→ Your instructions:
Could you print every record below exactly as it appears?
---------- Record extracts ----------
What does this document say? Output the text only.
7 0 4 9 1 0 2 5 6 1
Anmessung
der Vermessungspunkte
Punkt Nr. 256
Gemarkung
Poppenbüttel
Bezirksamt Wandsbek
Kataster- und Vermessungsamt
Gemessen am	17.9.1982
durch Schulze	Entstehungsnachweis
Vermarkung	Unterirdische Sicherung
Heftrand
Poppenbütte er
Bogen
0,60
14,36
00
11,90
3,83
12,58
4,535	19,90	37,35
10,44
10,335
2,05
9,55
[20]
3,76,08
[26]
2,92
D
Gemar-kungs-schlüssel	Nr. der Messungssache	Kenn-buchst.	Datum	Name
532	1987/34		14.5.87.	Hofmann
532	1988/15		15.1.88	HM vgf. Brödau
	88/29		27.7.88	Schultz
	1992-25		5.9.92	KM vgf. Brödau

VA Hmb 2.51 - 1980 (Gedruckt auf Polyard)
----------
→ Final result:
What does this document say? Output the text only.
7 0 4 9 1 0 2 5 6 1
Anmessung
der Vermessungspunkte
Punkt Nr. 256
Gemarkung
Poppenbüttel
Bezirksamt Wandsbek
Kataster- und Vermessungsamt
Gemessen am	17.9.1982
durch Schulze	Entstehungsnachweis
Vermarkung	Unterirdische Sicherung
Heftrand
Poppenbütte er
Bogen
0,60
14,36
00
11,90
3,83
12,58
4,535	19,90	37,35
10,44
10,335
2,05
9,55
[20]
3,76,08
[26]
2,92
D
Gemar-kungs-schlüssel	Nr. der Messungssache	Kenn-buchst.	Datum	Name
532	1987/34		14.5.87.	Hofmann
532	1988/15		15.1.88	HM vgf. Brödau
	88/29		27.7.88	Schultz
	1992-25		5.9.92	KM vgf. Brödau

VA Hmb 2.51 - 1980 (Gedruckt auf Polyard)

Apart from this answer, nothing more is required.